[What the exercise asks]
Keep only the lines that hold the string "text", filtering out the rest of the entries below.

═══ Records shown ═══

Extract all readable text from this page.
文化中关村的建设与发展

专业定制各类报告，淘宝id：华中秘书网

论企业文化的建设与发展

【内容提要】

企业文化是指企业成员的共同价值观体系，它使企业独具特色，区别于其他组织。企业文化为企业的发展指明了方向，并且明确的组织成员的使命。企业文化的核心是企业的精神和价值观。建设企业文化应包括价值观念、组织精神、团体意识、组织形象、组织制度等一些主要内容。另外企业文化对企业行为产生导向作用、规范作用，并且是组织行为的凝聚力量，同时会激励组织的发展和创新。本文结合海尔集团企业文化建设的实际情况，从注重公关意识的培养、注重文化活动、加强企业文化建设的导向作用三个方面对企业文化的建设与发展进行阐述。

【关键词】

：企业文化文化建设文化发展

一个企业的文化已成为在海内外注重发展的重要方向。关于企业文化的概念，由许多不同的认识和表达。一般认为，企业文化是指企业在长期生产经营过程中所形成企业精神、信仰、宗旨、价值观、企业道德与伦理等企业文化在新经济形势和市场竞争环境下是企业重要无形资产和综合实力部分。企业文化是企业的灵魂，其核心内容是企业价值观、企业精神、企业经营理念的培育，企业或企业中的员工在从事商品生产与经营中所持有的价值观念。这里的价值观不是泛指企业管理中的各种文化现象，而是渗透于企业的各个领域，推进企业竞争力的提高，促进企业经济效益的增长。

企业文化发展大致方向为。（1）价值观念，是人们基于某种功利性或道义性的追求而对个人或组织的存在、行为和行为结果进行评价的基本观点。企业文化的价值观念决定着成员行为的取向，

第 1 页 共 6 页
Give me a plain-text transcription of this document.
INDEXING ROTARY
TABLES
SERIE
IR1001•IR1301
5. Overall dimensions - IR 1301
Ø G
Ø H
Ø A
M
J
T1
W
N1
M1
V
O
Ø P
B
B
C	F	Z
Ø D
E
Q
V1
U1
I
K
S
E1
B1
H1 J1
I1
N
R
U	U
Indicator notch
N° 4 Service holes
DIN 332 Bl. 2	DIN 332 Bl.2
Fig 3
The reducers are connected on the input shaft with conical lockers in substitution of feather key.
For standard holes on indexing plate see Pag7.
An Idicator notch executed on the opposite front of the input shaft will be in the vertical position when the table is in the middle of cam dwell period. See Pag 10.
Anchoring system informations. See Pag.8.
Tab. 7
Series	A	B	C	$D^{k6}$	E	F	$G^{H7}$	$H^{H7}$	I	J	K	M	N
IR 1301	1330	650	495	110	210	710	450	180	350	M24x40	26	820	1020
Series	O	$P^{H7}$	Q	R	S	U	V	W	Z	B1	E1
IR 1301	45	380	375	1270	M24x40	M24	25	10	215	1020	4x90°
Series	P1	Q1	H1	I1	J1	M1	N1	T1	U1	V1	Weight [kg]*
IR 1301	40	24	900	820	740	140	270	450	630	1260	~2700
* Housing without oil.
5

═══

[Response for this exercise]
Extract all readable text from this page.
Give me a plain-text transcription of this document.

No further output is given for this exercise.